» MATERIAL:
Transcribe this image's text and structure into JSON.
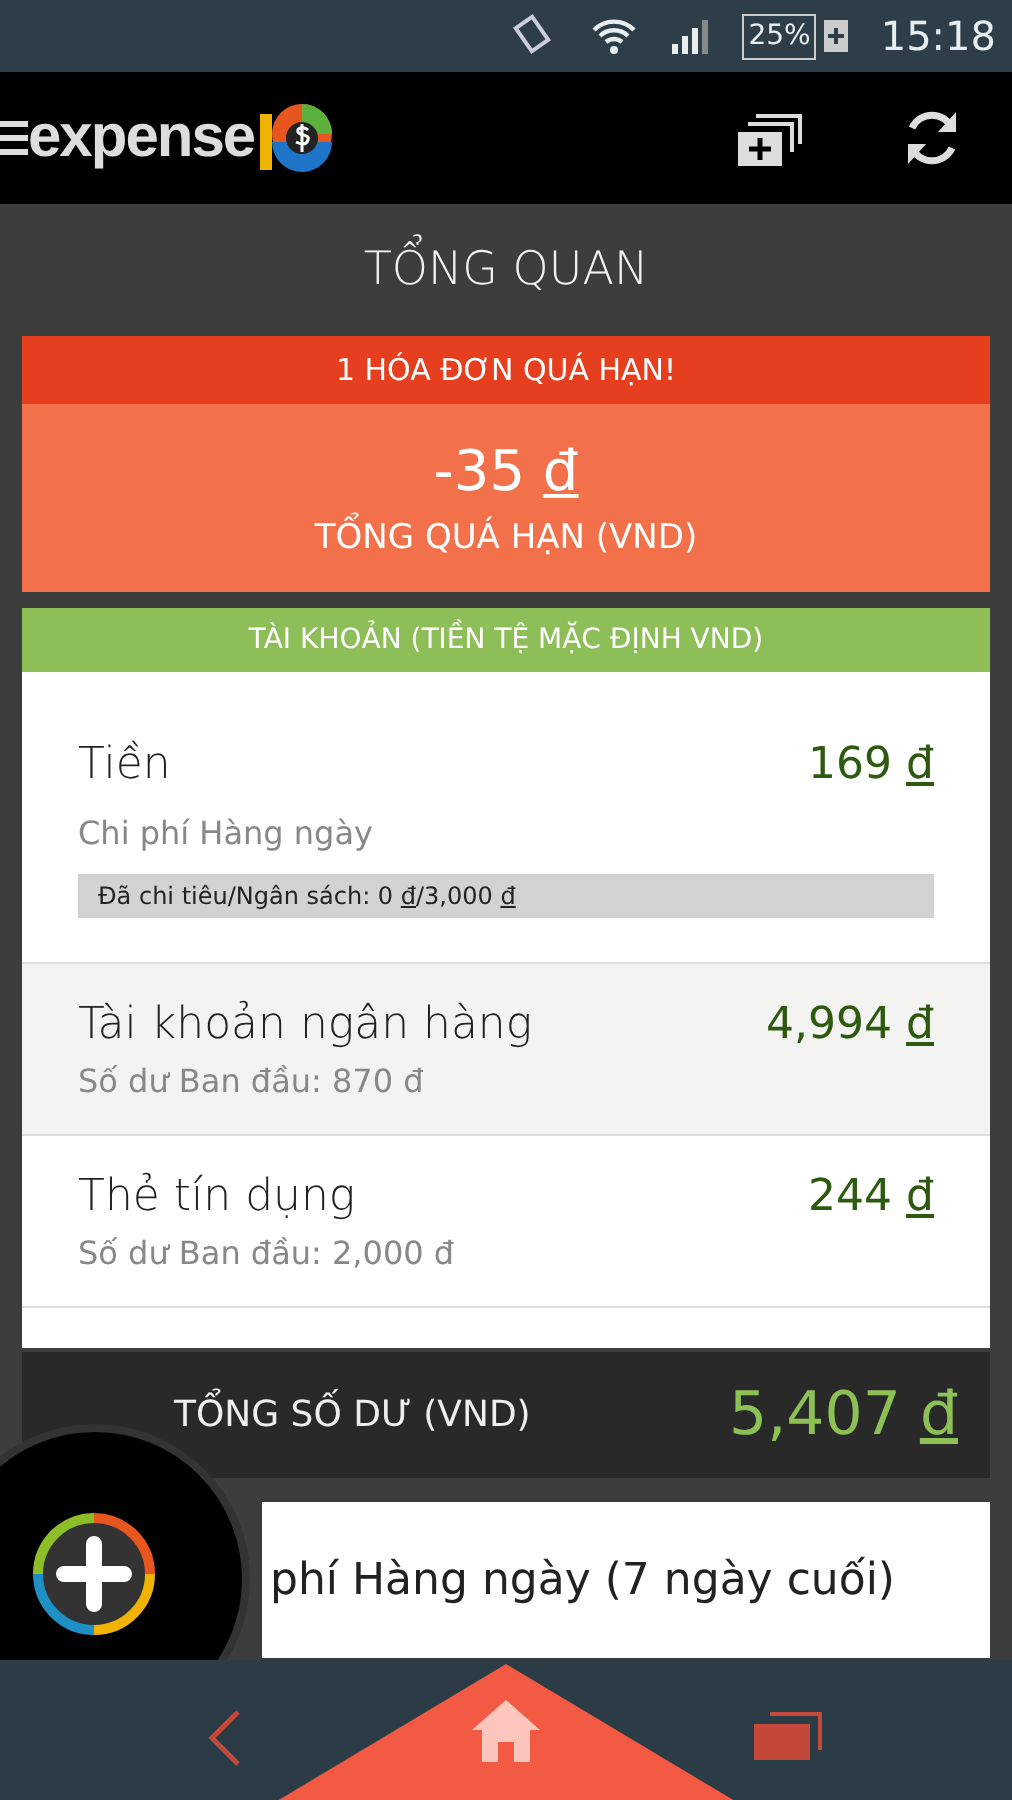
{
  "status_bar": {
    "battery": "25%",
    "time": "15:18"
  },
  "app_bar": {
    "logo_text": "expense"
  },
  "page_title": "TỔNG QUAN",
  "overdue": {
    "header": "1 HÓA ĐƠN QUÁ HẠN!",
    "amount": "-35",
    "currency": "đ",
    "label": "TỔNG QUÁ HẠN (VND)"
  },
  "accounts": {
    "header": "TÀI KHOẢN (TIỀN TỆ MẶC ĐỊNH VND)",
    "items": [
      {
        "kind": "budget",
        "name": "Tiền",
        "amount": "169",
        "currency": "đ",
        "subtitle": "Chi phí Hàng ngày",
        "budget_text": "Đã chi tiêu/Ngân sách: 0 **đ**/3,000 **đ**",
        "selected": false
      },
      {
        "kind": "plain",
        "name": "Tài khoản ngân hàng",
        "amount": "4,994",
        "currency": "đ",
        "subtitle": "Số dư Ban đầu: 870 đ",
        "selected": true
      },
      {
        "kind": "plain",
        "name": "Thẻ tín dụng",
        "amount": "244",
        "currency": "đ",
        "subtitle": "Số dư Ban đầu: 2,000 đ",
        "selected": false
      }
    ]
  },
  "total": {
    "label": "TỔNG SỐ DƯ (VND)",
    "amount": "5,407",
    "currency": "đ"
  },
  "expense_card": {
    "title": "phí Hàng ngày (7 ngày cuối)"
  }
}
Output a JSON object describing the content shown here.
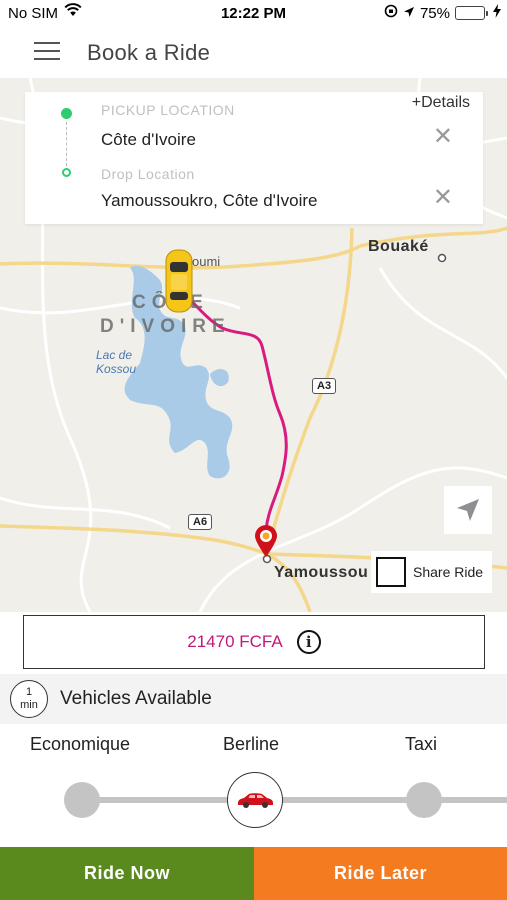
{
  "status_bar": {
    "carrier": "No SIM",
    "time": "12:22 PM",
    "battery_percent": "75%",
    "battery_level": 0.75
  },
  "header": {
    "title": "Book a Ride"
  },
  "location_card": {
    "pickup_label": "PICKUP LOCATION",
    "pickup_value": "Côte d'Ivoire",
    "drop_label": "Drop Location",
    "drop_value": "Yamoussoukro, Côte d'Ivoire",
    "details_link": "+Details",
    "clear_glyph": "✕"
  },
  "map": {
    "labels": {
      "bouake": "Bouaké",
      "bouafle": "oumi",
      "country_line1": "CÔTE",
      "country_line2": "D'IVOIRE",
      "lake": "Lac de\nKossou",
      "yamoussoukro": "Yamoussou"
    },
    "road_shields": {
      "a3": "A3",
      "a6": "A6"
    },
    "route_color": "#d81b7f"
  },
  "share_ride": {
    "label": "Share Ride"
  },
  "fare": {
    "amount": "21470 FCFA",
    "info_glyph": "i",
    "color": "#c2187b"
  },
  "availability": {
    "eta_value": "1",
    "eta_unit": "min",
    "text": "Vehicles Available"
  },
  "vehicles": {
    "options": [
      "Economique",
      "Berline",
      "Taxi"
    ],
    "selected": "Berline"
  },
  "actions": {
    "ride_now": "Ride Now",
    "ride_later": "Ride Later",
    "ride_now_color": "#5a8a1e",
    "ride_later_color": "#f47b1f"
  }
}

» GOAL: Output the material word for word, omitting its pictures.

» FINISHED EXERCISE:
Transcribe this image's text and structure into JSON.
{
  "status_bar": {
    "battery": "25%",
    "time": "15:18"
  },
  "app_bar": {
    "logo_text": "expense"
  },
  "page_title": "TỔNG QUAN",
  "overdue": {
    "header": "1 HÓA ĐƠN QUÁ HẠN!",
    "amount": "-35",
    "currency": "đ",
    "label": "TỔNG QUÁ HẠN (VND)"
  },
  "accounts": {
    "header": "TÀI KHOẢN (TIỀN TỆ MẶC ĐỊNH VND)",
    "items": [
      {
        "kind": "budget",
        "name": "Tiền",
        "amount": "169",
        "currency": "đ",
        "subtitle": "Chi phí Hàng ngày",
        "budget_text": "Đã chi tiêu/Ngân sách: 0 **đ**/3,000 **đ**",
        "selected": false
      },
      {
        "kind": "plain",
        "name": "Tài khoản ngân hàng",
        "amount": "4,994",
        "currency": "đ",
        "subtitle": "Số dư Ban đầu: 870 đ",
        "selected": true
      },
      {
        "kind": "plain",
        "name": "Thẻ tín dụng",
        "amount": "244",
        "currency": "đ",
        "subtitle": "Số dư Ban đầu: 2,000 đ",
        "selected": false
      }
    ]
  },
  "total": {
    "label": "TỔNG SỐ DƯ (VND)",
    "amount": "5,407",
    "currency": "đ"
  },
  "expense_card": {
    "title": "phí Hàng ngày (7 ngày cuối)"
  }
}
Output a JSON object describing the content shown here.
{
  "status_bar": {
    "carrier": "No SIM",
    "time": "12:22 PM",
    "battery_percent": "75%",
    "battery_level": 0.75
  },
  "header": {
    "title": "Book a Ride"
  },
  "location_card": {
    "pickup_label": "PICKUP LOCATION",
    "pickup_value": "Côte d'Ivoire",
    "drop_label": "Drop Location",
    "drop_value": "Yamoussoukro, Côte d'Ivoire",
    "details_link": "+Details",
    "clear_glyph": "✕"
  },
  "map": {
    "labels": {
      "bouake": "Bouaké",
      "bouafle": "oumi",
      "country_line1": "CÔTE",
      "country_line2": "D'IVOIRE",
      "lake": "Lac de\nKossou",
      "yamoussoukro": "Yamoussou"
    },
    "road_shields": {
      "a3": "A3",
      "a6": "A6"
    },
    "route_color": "#d81b7f"
  },
  "share_ride": {
    "label": "Share Ride"
  },
  "fare": {
    "amount": "21470 FCFA",
    "info_glyph": "i",
    "color": "#c2187b"
  },
  "availability": {
    "eta_value": "1",
    "eta_unit": "min",
    "text": "Vehicles Available"
  },
  "vehicles": {
    "options": [
      "Economique",
      "Berline",
      "Taxi"
    ],
    "selected": "Berline"
  },
  "actions": {
    "ride_now": "Ride Now",
    "ride_later": "Ride Later",
    "ride_now_color": "#5a8a1e",
    "ride_later_color": "#f47b1f"
  }
}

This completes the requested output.